Instructions for the task: Copy out each line in the material below that has the word "tools".

Input for this task:
- - - - -

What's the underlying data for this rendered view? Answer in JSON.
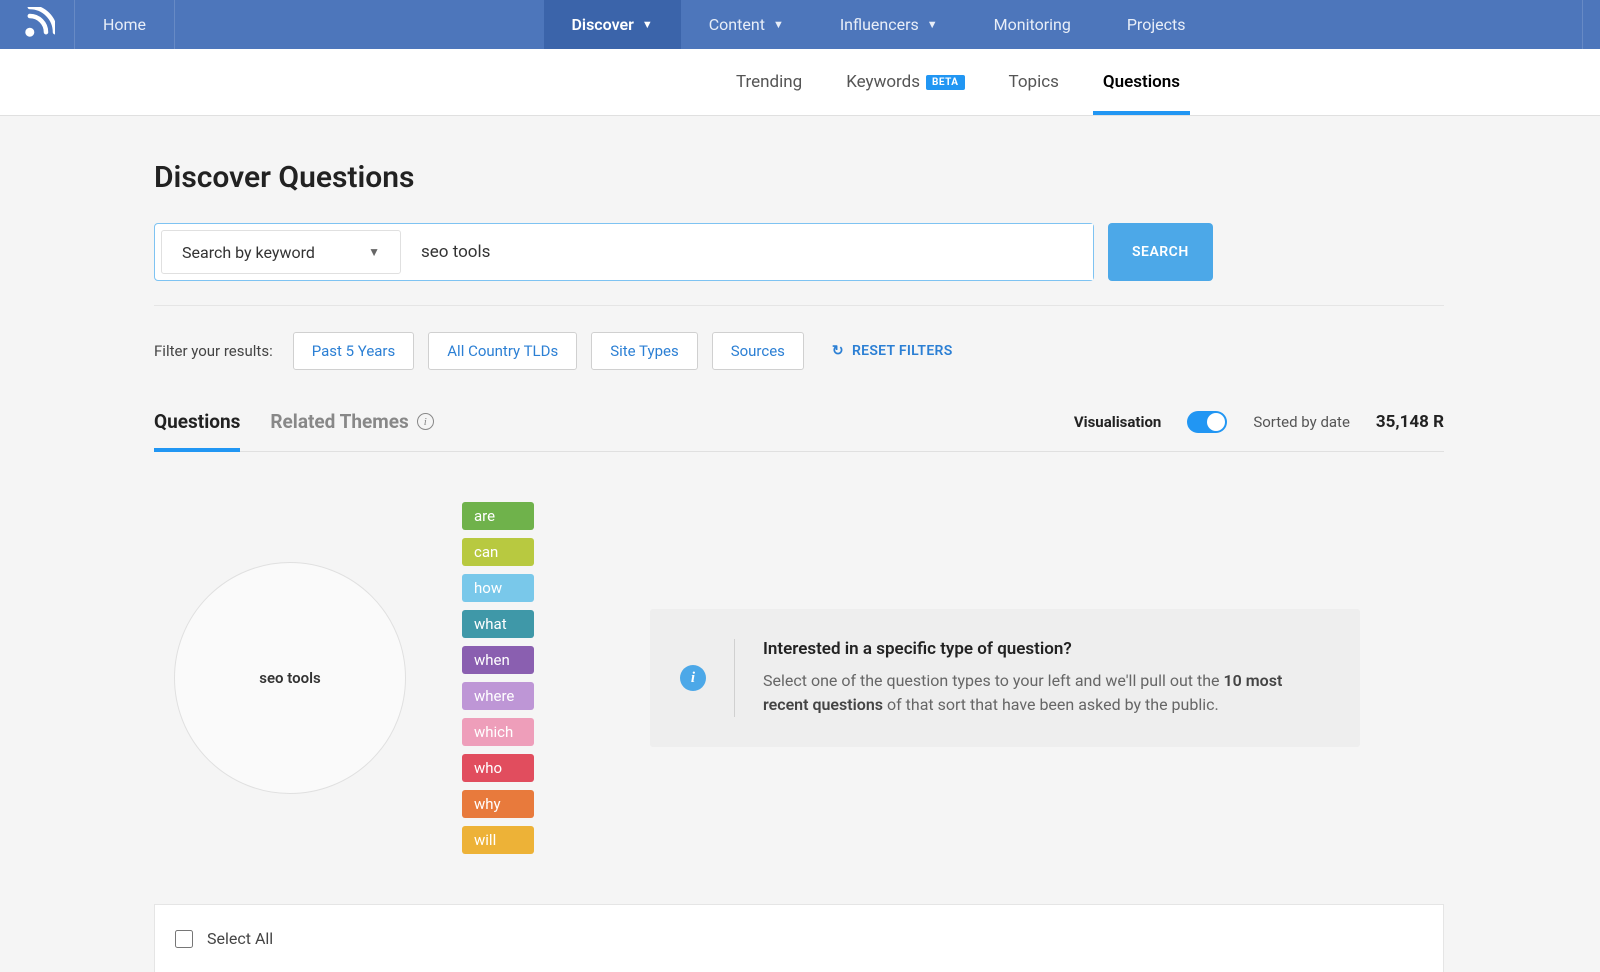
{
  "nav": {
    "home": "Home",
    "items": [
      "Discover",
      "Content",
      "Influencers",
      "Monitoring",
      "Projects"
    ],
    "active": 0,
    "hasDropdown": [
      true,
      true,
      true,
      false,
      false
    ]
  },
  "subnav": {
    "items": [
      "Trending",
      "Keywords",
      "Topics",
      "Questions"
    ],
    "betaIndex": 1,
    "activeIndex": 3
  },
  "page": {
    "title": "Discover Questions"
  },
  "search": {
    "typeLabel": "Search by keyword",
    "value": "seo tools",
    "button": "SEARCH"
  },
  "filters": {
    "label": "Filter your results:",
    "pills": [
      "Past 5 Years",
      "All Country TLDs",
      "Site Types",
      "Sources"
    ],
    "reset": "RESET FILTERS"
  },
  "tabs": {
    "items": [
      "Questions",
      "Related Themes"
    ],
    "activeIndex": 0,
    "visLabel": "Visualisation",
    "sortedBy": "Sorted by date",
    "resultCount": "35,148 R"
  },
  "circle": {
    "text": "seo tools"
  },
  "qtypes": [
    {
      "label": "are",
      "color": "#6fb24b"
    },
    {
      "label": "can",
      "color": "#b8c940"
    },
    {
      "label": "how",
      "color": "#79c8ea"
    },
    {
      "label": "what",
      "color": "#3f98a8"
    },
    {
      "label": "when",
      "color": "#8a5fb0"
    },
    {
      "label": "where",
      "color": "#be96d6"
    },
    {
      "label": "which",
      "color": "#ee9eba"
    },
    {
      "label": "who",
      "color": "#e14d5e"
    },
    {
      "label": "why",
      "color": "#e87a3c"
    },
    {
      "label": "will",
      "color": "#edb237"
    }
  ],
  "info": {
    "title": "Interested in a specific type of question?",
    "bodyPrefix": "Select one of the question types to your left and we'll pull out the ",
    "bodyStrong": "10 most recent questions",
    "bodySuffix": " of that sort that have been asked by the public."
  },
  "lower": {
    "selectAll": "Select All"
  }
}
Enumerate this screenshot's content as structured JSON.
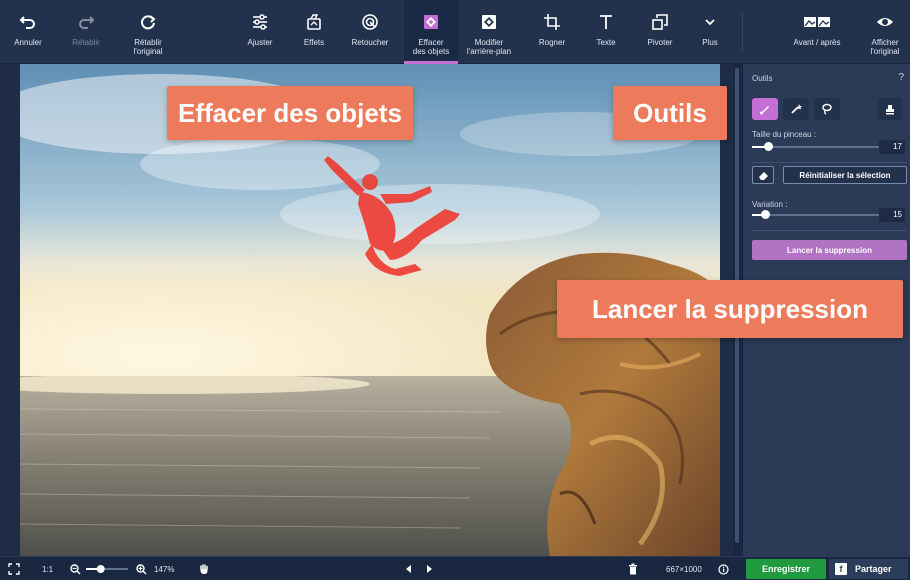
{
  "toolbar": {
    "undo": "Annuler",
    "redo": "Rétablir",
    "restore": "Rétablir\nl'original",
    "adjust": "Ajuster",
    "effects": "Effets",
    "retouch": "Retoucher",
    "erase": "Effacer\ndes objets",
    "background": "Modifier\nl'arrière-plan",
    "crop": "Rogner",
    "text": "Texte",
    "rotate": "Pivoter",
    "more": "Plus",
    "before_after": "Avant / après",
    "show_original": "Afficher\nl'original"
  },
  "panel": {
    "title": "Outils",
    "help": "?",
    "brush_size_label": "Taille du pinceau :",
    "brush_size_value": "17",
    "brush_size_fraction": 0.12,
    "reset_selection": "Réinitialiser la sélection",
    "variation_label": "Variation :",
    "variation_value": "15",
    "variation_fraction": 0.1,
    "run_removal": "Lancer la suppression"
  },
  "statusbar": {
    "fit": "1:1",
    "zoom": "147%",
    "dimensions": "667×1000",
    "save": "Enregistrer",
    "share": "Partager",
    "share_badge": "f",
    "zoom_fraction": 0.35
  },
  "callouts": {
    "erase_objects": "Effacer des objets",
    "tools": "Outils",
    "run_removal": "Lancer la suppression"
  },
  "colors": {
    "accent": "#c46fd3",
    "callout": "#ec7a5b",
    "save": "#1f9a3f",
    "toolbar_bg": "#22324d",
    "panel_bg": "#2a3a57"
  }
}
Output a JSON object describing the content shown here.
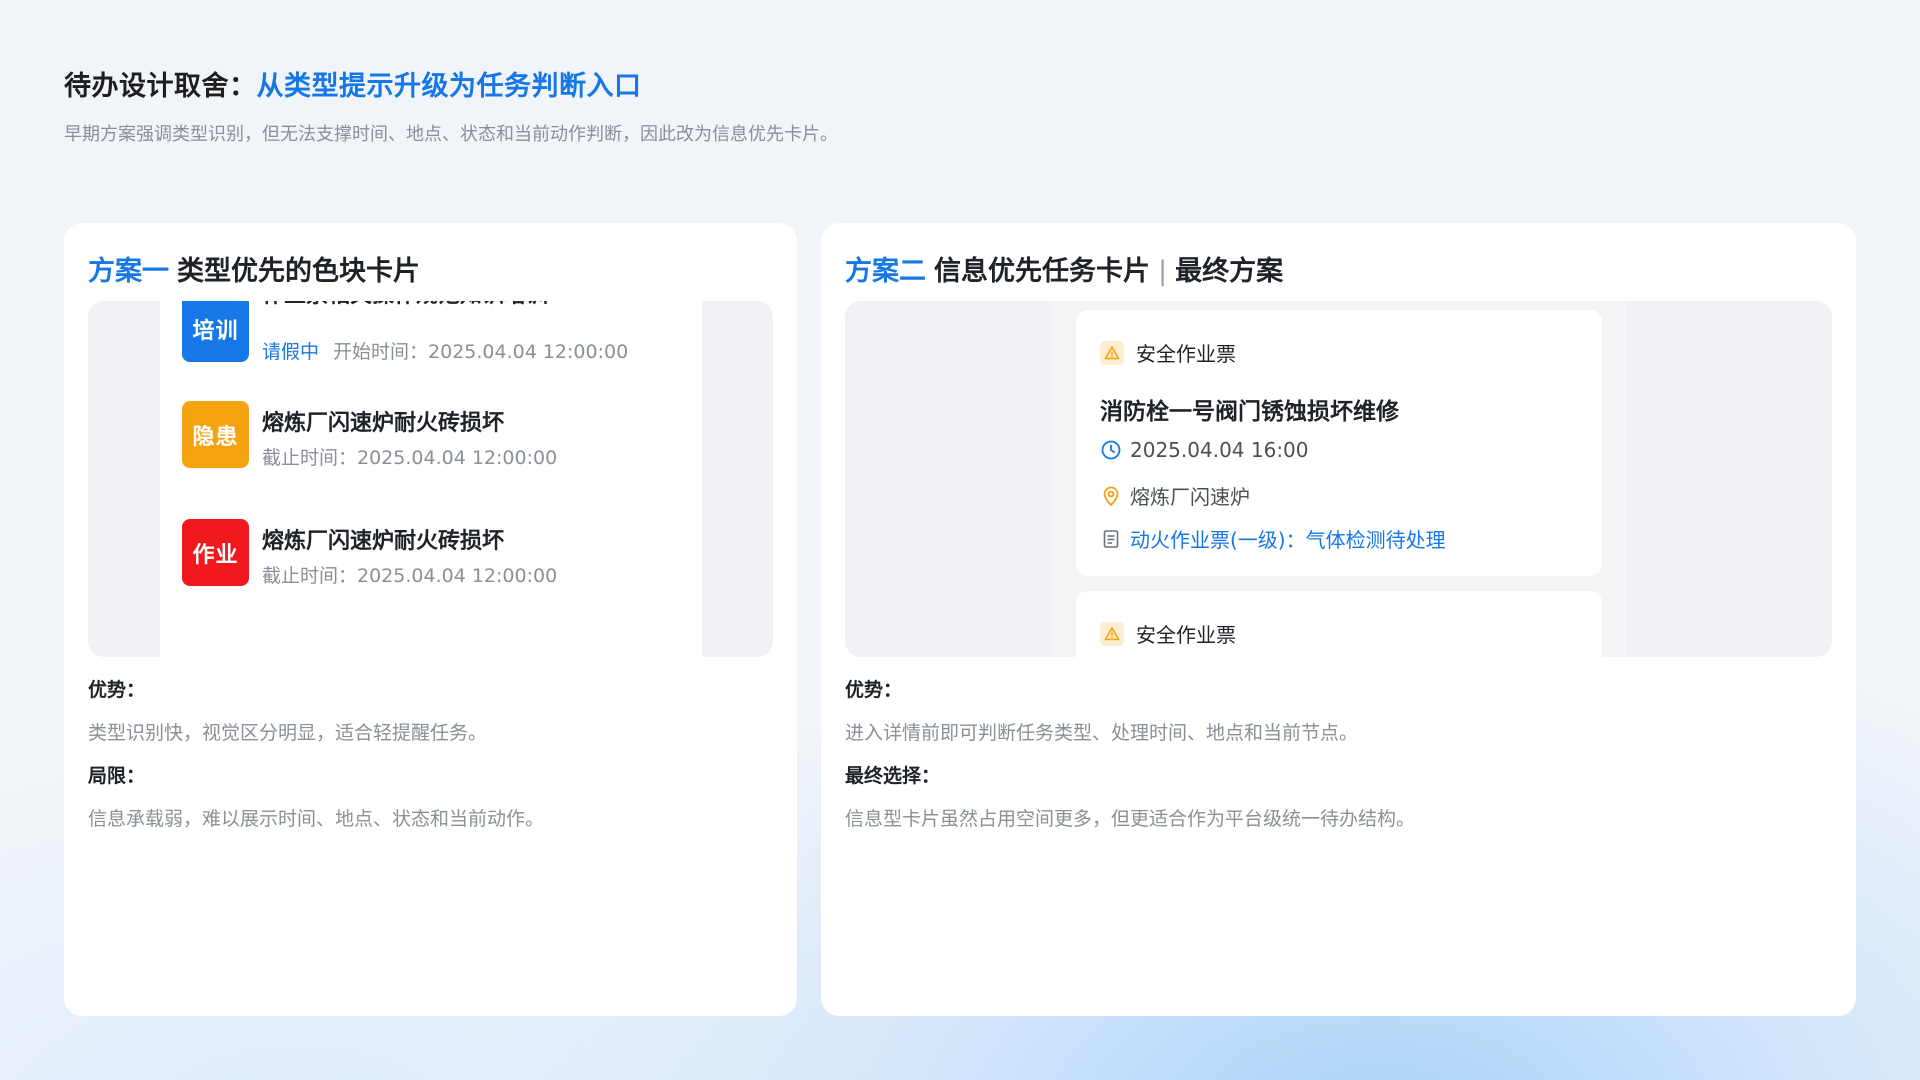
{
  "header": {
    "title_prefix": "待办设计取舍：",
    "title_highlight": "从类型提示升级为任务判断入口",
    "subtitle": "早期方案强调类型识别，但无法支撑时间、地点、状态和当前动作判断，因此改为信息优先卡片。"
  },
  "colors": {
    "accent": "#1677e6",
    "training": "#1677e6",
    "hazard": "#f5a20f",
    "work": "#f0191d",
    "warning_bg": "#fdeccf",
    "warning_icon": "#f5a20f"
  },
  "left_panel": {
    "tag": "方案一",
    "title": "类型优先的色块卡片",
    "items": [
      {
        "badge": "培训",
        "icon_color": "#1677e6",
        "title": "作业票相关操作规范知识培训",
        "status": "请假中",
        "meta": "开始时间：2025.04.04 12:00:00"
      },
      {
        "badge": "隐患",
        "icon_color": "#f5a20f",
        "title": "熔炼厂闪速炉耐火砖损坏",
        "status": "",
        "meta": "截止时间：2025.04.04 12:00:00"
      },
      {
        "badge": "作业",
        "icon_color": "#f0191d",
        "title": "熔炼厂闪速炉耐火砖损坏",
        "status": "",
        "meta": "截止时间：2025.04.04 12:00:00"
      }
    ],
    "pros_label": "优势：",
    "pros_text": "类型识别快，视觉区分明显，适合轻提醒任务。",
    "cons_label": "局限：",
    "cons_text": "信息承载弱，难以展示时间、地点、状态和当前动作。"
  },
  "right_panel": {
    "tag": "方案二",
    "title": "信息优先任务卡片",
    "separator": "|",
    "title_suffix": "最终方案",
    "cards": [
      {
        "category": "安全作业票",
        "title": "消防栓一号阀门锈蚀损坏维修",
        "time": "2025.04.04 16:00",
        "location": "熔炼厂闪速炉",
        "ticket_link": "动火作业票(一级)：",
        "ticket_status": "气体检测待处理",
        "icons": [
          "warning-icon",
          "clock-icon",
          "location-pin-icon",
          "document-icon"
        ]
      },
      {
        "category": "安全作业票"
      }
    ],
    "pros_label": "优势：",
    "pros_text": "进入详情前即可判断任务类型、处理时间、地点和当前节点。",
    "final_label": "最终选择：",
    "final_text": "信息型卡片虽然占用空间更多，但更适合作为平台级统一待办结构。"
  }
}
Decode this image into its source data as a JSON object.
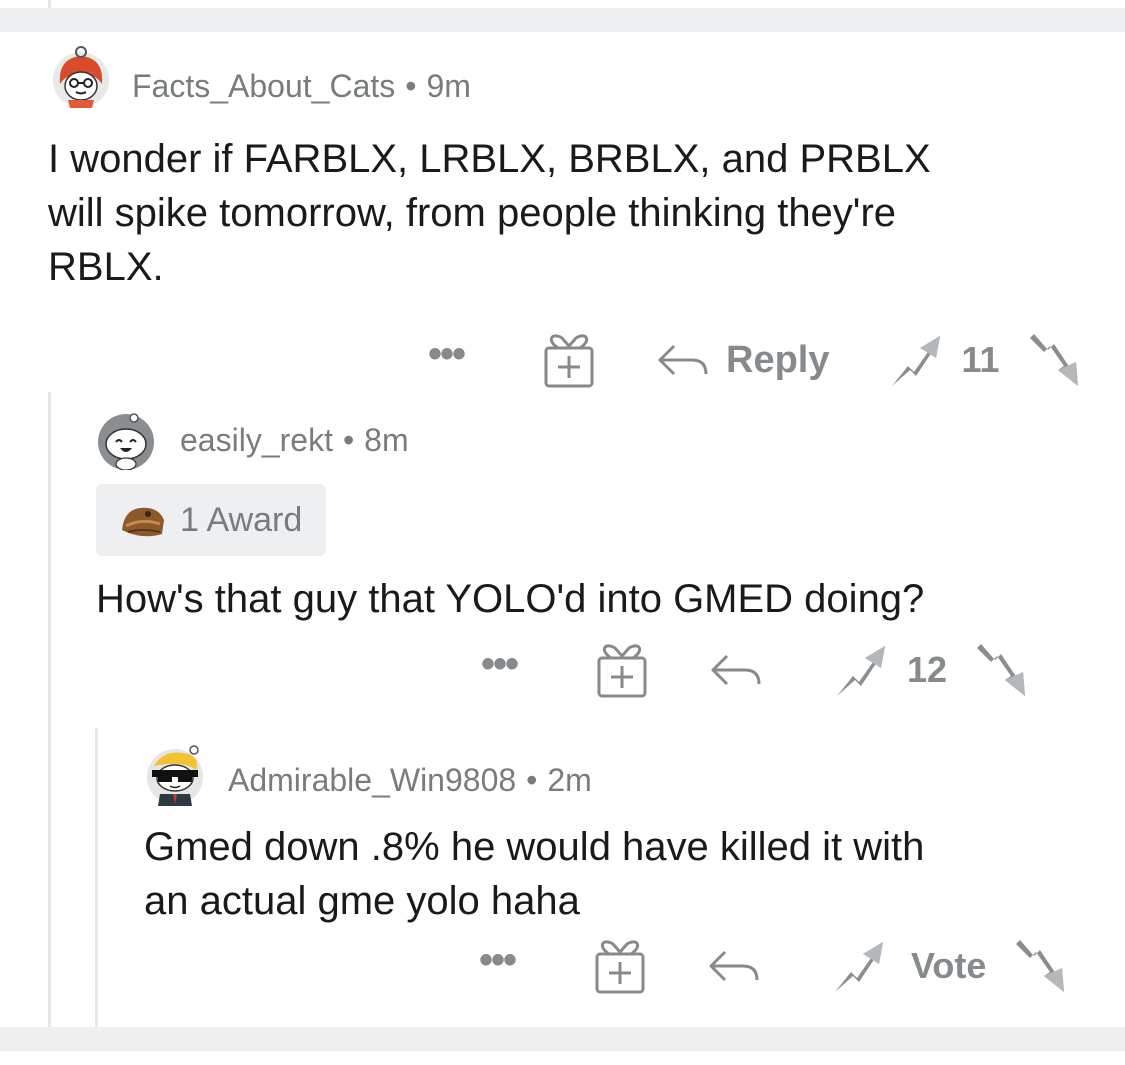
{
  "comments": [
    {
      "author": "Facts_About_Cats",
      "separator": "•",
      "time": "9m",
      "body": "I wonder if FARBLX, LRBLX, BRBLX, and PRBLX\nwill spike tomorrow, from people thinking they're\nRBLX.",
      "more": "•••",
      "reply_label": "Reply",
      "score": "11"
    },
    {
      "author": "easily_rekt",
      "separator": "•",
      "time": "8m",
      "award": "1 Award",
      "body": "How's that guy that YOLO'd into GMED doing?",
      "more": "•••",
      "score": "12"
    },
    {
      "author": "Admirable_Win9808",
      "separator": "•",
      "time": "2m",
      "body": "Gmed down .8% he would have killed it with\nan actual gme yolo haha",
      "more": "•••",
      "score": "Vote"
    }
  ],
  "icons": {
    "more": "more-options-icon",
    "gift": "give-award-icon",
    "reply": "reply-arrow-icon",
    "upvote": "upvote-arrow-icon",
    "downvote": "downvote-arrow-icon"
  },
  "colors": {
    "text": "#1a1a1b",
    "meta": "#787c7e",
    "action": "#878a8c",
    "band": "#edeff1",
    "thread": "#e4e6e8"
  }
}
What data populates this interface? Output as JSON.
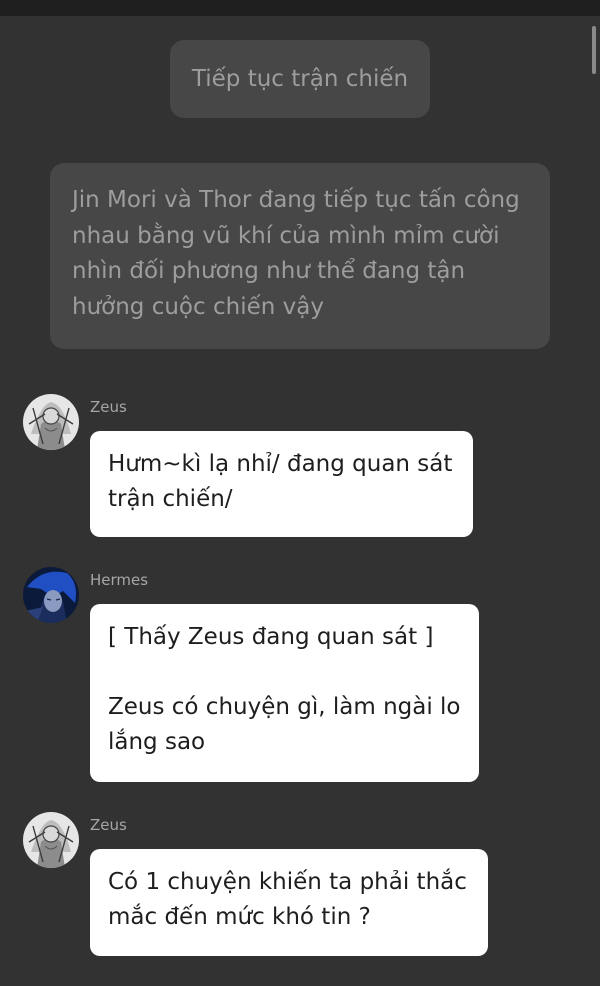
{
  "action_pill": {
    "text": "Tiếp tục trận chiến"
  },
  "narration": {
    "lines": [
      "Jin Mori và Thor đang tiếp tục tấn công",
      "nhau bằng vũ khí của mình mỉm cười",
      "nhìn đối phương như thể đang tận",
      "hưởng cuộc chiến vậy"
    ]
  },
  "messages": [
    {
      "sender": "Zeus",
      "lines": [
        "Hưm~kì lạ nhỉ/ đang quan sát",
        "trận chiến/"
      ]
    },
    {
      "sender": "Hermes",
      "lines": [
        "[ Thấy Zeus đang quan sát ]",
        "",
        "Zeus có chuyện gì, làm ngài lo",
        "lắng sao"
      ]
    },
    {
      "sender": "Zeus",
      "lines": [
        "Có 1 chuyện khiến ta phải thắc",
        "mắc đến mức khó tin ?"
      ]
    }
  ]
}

- - - - -

Response for this exercise:
    "value": "seo tools",
    "text": "seo tools"
    "tools": "Outils",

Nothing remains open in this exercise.